**Required action:**
The entries below must be reproduced exactly; their pictures are not part of the copy.
-- Record set follows --
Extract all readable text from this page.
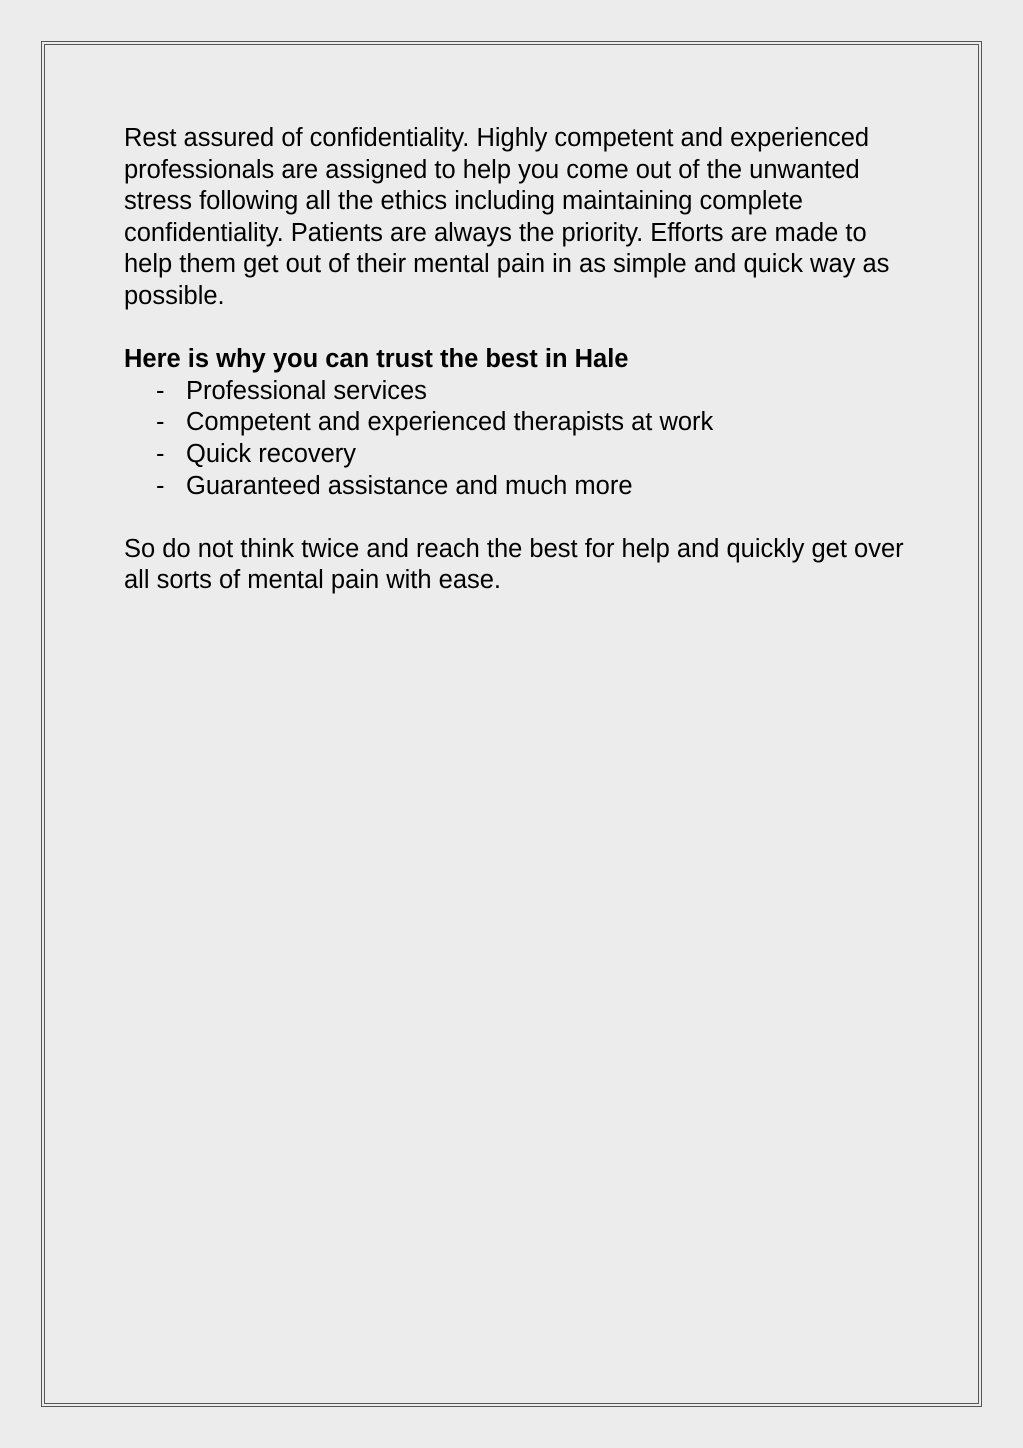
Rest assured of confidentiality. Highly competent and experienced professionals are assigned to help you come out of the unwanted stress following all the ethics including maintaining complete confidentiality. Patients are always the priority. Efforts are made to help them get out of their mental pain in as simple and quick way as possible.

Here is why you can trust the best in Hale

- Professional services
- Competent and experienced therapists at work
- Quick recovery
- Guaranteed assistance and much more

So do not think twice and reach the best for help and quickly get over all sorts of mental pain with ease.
-- Record set concluded --
**Task result:**
Extract all readable text from this page.
Rest assured of confidentiality. Highly competent and experienced professionals are assigned to help you come out of the unwanted stress following all the ethics including maintaining complete confidentiality. Patients are always the priority. Efforts are made to help them get out of their mental pain in as simple and quick way as possible.

Here is why you can trust the best in Hale

- Professional services
- Competent and experienced therapists at work
- Quick recovery
- Guaranteed assistance and much more

So do not think twice and reach the best for help and quickly get over all sorts of mental pain with ease.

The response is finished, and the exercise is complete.